## START

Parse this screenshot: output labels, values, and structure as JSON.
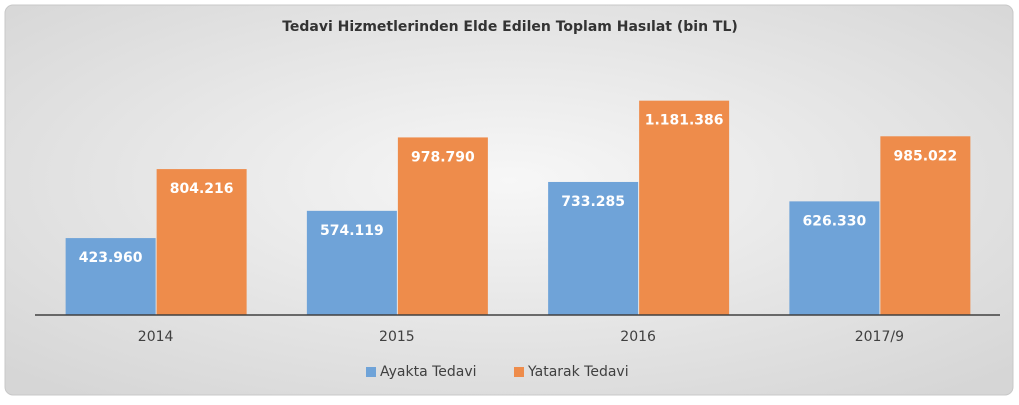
{
  "chart_data": {
    "type": "bar",
    "title": "Tedavi Hizmetlerinden Elde Edilen Toplam Hasılat (bin TL)",
    "categories": [
      "2014",
      "2015",
      "2016",
      "2017/9"
    ],
    "series": [
      {
        "name": "Ayakta Tedavi",
        "color": "#6fa3d8",
        "values": [
          423960,
          574119,
          733285,
          626330
        ],
        "value_labels": [
          "423.960",
          "574.119",
          "733.285",
          "626.330"
        ]
      },
      {
        "name": "Yatarak Tedavi",
        "color": "#ee8c4b",
        "values": [
          804216,
          978790,
          1181386,
          985022
        ],
        "value_labels": [
          "804.216",
          "978.790",
          "1.181.386",
          "985.022"
        ]
      }
    ],
    "ylim": [
      0,
      1400000
    ],
    "legend": "bottom"
  }
}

## END

PROBLEM REQUIREMENTS:
Count the lines in the entries above that include the string "name", then give only that figure.

REPLY TO THE EXERCISE:
2